▶ MATERIAL TO PROCESS
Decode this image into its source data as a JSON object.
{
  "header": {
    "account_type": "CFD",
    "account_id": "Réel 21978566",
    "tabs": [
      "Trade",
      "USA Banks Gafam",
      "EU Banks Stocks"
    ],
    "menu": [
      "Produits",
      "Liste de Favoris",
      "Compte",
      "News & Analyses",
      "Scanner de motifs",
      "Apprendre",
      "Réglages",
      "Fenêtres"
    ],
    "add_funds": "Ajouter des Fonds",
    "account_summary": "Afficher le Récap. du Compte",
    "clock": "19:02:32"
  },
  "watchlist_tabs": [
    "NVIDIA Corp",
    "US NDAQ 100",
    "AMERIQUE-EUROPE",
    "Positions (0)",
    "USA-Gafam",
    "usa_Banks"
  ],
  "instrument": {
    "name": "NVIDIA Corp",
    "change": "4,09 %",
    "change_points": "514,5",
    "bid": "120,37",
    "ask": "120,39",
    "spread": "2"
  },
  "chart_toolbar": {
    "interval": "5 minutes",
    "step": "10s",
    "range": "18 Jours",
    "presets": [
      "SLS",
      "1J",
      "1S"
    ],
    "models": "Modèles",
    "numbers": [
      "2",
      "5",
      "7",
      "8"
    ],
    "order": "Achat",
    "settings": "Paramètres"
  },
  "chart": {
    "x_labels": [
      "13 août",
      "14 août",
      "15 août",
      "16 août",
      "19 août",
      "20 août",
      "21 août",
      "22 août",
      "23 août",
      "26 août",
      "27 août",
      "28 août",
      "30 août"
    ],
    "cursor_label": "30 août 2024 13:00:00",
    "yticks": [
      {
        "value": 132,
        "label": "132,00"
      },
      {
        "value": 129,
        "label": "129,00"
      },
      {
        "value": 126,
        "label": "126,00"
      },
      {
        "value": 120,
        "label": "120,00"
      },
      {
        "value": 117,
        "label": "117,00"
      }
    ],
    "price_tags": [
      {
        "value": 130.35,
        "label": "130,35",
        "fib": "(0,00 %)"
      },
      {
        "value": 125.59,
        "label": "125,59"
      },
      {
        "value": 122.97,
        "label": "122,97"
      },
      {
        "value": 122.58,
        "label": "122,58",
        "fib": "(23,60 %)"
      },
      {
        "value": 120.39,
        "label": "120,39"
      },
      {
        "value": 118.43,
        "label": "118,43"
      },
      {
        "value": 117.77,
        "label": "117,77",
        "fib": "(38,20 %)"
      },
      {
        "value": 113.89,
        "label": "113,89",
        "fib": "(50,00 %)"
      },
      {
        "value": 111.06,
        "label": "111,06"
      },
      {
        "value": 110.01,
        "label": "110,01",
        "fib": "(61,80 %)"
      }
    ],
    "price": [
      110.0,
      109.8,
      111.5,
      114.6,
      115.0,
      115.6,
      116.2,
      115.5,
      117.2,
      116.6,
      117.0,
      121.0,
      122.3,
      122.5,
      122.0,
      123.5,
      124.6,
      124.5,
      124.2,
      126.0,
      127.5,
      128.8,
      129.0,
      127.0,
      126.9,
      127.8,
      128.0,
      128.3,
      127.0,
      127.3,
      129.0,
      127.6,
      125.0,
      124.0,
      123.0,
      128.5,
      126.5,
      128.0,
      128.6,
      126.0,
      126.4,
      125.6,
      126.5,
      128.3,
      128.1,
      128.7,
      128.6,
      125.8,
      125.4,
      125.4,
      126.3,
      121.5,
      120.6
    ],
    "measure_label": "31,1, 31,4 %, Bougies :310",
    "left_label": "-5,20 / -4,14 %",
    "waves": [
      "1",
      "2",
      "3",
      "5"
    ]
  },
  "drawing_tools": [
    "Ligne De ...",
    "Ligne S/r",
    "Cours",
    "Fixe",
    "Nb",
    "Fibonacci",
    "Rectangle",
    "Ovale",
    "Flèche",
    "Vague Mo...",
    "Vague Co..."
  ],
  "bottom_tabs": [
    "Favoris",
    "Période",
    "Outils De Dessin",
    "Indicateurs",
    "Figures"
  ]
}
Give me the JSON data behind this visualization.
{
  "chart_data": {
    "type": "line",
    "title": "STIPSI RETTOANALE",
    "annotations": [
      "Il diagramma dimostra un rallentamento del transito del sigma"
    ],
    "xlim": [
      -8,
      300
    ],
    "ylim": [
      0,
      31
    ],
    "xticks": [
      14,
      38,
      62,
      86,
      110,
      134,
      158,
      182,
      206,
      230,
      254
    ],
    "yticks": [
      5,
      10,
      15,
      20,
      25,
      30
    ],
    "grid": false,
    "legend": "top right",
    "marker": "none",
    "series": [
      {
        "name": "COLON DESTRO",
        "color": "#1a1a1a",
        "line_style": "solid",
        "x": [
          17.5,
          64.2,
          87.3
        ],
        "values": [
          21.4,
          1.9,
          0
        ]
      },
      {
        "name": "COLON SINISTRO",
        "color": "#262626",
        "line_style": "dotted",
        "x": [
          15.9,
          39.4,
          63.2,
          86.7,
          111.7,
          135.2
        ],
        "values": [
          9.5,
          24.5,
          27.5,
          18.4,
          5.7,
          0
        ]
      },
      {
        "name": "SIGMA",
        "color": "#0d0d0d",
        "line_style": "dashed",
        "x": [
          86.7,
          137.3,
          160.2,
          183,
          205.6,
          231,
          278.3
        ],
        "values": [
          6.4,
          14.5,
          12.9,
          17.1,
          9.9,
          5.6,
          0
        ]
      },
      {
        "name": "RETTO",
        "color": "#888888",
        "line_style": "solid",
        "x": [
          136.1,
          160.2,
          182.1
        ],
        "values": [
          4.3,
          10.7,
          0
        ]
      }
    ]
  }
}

▶ WHAT TO PRODUCE
Provide only the number of lines in the records containing the string "Compte".

▶ PROBLEM SOLUTION
2